▶ [WHAT YOU HAVE TO DO]: Please repeat all of the listing exactly.

▶ [SUPPLIED RECORDS]:
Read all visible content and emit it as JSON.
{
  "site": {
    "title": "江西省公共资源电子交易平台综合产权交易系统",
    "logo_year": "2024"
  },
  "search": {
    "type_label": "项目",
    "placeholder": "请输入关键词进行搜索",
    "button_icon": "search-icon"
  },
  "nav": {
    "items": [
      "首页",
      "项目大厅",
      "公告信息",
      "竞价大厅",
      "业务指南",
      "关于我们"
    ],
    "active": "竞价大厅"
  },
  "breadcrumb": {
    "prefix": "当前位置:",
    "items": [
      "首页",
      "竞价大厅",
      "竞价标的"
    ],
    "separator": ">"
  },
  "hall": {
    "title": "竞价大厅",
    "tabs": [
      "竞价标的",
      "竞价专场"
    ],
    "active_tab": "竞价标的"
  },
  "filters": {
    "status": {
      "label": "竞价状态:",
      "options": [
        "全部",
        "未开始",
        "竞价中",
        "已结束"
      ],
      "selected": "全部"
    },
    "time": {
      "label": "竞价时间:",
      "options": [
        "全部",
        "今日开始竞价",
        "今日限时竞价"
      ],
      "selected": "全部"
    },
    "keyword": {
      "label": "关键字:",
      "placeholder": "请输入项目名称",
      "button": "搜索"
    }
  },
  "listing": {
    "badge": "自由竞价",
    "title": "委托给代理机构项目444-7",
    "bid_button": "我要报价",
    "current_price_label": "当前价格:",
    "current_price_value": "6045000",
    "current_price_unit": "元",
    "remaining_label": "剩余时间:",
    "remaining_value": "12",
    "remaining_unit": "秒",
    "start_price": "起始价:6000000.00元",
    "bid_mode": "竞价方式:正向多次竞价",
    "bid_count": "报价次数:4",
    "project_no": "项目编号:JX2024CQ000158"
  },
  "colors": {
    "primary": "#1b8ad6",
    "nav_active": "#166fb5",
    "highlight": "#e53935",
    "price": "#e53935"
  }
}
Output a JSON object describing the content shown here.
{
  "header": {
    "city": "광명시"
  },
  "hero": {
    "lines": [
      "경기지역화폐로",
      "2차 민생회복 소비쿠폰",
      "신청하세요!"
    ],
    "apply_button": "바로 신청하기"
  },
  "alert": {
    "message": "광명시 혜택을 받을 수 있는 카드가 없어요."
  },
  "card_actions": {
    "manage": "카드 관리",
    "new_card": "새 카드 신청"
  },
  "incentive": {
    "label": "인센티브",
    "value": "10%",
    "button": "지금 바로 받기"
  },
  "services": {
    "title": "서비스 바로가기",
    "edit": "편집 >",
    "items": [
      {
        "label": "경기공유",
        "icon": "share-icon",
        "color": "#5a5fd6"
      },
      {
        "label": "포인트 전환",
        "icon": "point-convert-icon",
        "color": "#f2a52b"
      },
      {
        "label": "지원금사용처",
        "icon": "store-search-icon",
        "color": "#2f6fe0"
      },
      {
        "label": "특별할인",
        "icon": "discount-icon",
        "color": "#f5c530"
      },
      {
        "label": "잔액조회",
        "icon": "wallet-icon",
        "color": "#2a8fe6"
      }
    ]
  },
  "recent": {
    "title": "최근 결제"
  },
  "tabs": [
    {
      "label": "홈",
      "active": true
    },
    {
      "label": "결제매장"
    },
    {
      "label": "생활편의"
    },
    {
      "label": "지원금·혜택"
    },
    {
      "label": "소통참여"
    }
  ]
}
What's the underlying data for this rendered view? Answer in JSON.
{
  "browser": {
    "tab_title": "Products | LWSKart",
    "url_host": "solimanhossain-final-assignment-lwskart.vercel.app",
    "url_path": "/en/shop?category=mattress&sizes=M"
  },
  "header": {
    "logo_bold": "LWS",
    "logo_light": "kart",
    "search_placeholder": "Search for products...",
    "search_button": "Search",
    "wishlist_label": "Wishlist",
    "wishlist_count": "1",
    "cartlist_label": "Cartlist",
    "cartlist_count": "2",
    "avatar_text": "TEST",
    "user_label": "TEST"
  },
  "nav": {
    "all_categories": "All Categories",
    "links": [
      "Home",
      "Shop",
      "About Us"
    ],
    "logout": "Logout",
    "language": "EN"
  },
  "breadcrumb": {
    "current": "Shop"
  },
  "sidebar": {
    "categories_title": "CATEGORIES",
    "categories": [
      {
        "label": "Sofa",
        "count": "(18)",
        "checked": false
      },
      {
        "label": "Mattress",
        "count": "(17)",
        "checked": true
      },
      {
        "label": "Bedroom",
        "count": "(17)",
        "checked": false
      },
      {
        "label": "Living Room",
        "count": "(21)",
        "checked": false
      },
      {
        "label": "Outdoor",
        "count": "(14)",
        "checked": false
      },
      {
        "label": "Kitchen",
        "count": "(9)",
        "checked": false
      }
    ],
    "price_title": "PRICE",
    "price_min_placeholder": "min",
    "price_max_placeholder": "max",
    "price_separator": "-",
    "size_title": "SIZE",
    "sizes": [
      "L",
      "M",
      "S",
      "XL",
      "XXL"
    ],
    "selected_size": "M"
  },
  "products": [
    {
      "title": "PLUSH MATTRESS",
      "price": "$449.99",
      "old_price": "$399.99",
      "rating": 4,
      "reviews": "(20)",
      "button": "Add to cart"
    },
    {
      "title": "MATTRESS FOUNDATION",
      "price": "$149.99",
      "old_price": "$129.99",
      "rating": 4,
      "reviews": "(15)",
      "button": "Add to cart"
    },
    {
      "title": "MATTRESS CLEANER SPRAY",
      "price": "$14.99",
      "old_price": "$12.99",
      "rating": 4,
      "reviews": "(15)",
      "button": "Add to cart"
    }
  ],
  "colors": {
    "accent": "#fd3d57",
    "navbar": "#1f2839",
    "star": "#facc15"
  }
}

▶ [RESPONSE TO THIS TASK]:
Read all visible content and emit it as JSON.
{
  "site": {
    "title": "江西省公共资源电子交易平台综合产权交易系统",
    "logo_year": "2024"
  },
  "search": {
    "type_label": "项目",
    "placeholder": "请输入关键词进行搜索",
    "button_icon": "search-icon"
  },
  "nav": {
    "items": [
      "首页",
      "项目大厅",
      "公告信息",
      "竞价大厅",
      "业务指南",
      "关于我们"
    ],
    "active": "竞价大厅"
  },
  "breadcrumb": {
    "prefix": "当前位置:",
    "items": [
      "首页",
      "竞价大厅",
      "竞价标的"
    ],
    "separator": ">"
  },
  "hall": {
    "title": "竞价大厅",
    "tabs": [
      "竞价标的",
      "竞价专场"
    ],
    "active_tab": "竞价标的"
  },
  "filters": {
    "status": {
      "label": "竞价状态:",
      "options": [
        "全部",
        "未开始",
        "竞价中",
        "已结束"
      ],
      "selected": "全部"
    },
    "time": {
      "label": "竞价时间:",
      "options": [
        "全部",
        "今日开始竞价",
        "今日限时竞价"
      ],
      "selected": "全部"
    },
    "keyword": {
      "label": "关键字:",
      "placeholder": "请输入项目名称",
      "button": "搜索"
    }
  },
  "listing": {
    "badge": "自由竞价",
    "title": "委托给代理机构项目444-7",
    "bid_button": "我要报价",
    "current_price_label": "当前价格:",
    "current_price_value": "6045000",
    "current_price_unit": "元",
    "remaining_label": "剩余时间:",
    "remaining_value": "12",
    "remaining_unit": "秒",
    "start_price": "起始价:6000000.00元",
    "bid_mode": "竞价方式:正向多次竞价",
    "bid_count": "报价次数:4",
    "project_no": "项目编号:JX2024CQ000158"
  },
  "colors": {
    "primary": "#1b8ad6",
    "nav_active": "#166fb5",
    "highlight": "#e53935",
    "price": "#e53935"
  }
}
Output a JSON object describing the content shown here.
{
  "header": {
    "city": "광명시"
  },
  "hero": {
    "lines": [
      "경기지역화폐로",
      "2차 민생회복 소비쿠폰",
      "신청하세요!"
    ],
    "apply_button": "바로 신청하기"
  },
  "alert": {
    "message": "광명시 혜택을 받을 수 있는 카드가 없어요."
  },
  "card_actions": {
    "manage": "카드 관리",
    "new_card": "새 카드 신청"
  },
  "incentive": {
    "label": "인센티브",
    "value": "10%",
    "button": "지금 바로 받기"
  },
  "services": {
    "title": "서비스 바로가기",
    "edit": "편집 >",
    "items": [
      {
        "label": "경기공유",
        "icon": "share-icon",
        "color": "#5a5fd6"
      },
      {
        "label": "포인트 전환",
        "icon": "point-convert-icon",
        "color": "#f2a52b"
      },
      {
        "label": "지원금사용처",
        "icon": "store-search-icon",
        "color": "#2f6fe0"
      },
      {
        "label": "특별할인",
        "icon": "discount-icon",
        "color": "#f5c530"
      },
      {
        "label": "잔액조회",
        "icon": "wallet-icon",
        "color": "#2a8fe6"
      }
    ]
  },
  "recent": {
    "title": "최근 결제"
  },
  "tabs": [
    {
      "label": "홈",
      "active": true
    },
    {
      "label": "결제매장"
    },
    {
      "label": "생활편의"
    },
    {
      "label": "지원금·혜택"
    },
    {
      "label": "소통참여"
    }
  ]
}
What's the underlying data for this rendered view? Answer in JSON.
{
  "browser": {
    "tab_title": "Products | LWSKart",
    "url_host": "solimanhossain-final-assignment-lwskart.vercel.app",
    "url_path": "/en/shop?category=mattress&sizes=M"
  },
  "header": {
    "logo_bold": "LWS",
    "logo_light": "kart",
    "search_placeholder": "Search for products...",
    "search_button": "Search",
    "wishlist_label": "Wishlist",
    "wishlist_count": "1",
    "cartlist_label": "Cartlist",
    "cartlist_count": "2",
    "avatar_text": "TEST",
    "user_label": "TEST"
  },
  "nav": {
    "all_categories": "All Categories",
    "links": [
      "Home",
      "Shop",
      "About Us"
    ],
    "logout": "Logout",
    "language": "EN"
  },
  "breadcrumb": {
    "current": "Shop"
  },
  "sidebar": {
    "categories_title": "CATEGORIES",
    "categories": [
      {
        "label": "Sofa",
        "count": "(18)",
        "checked": false
      },
      {
        "label": "Mattress",
        "count": "(17)",
        "checked": true
      },
      {
        "label": "Bedroom",
        "count": "(17)",
        "checked": false
      },
      {
        "label": "Living Room",
        "count": "(21)",
        "checked": false
      },
      {
        "label": "Outdoor",
        "count": "(14)",
        "checked": false
      },
      {
        "label": "Kitchen",
        "count": "(9)",
        "checked": false
      }
    ],
    "price_title": "PRICE",
    "price_min_placeholder": "min",
    "price_max_placeholder": "max",
    "price_separator": "-",
    "size_title": "SIZE",
    "sizes": [
      "L",
      "M",
      "S",
      "XL",
      "XXL"
    ],
    "selected_size": "M"
  },
  "products": [
    {
      "title": "PLUSH MATTRESS",
      "price": "$449.99",
      "old_price": "$399.99",
      "rating": 4,
      "reviews": "(20)",
      "button": "Add to cart"
    },
    {
      "title": "MATTRESS FOUNDATION",
      "price": "$149.99",
      "old_price": "$129.99",
      "rating": 4,
      "reviews": "(15)",
      "button": "Add to cart"
    },
    {
      "title": "MATTRESS CLEANER SPRAY",
      "price": "$14.99",
      "old_price": "$12.99",
      "rating": 4,
      "reviews": "(15)",
      "button": "Add to cart"
    }
  ],
  "colors": {
    "accent": "#fd3d57",
    "navbar": "#1f2839",
    "star": "#facc15"
  }
}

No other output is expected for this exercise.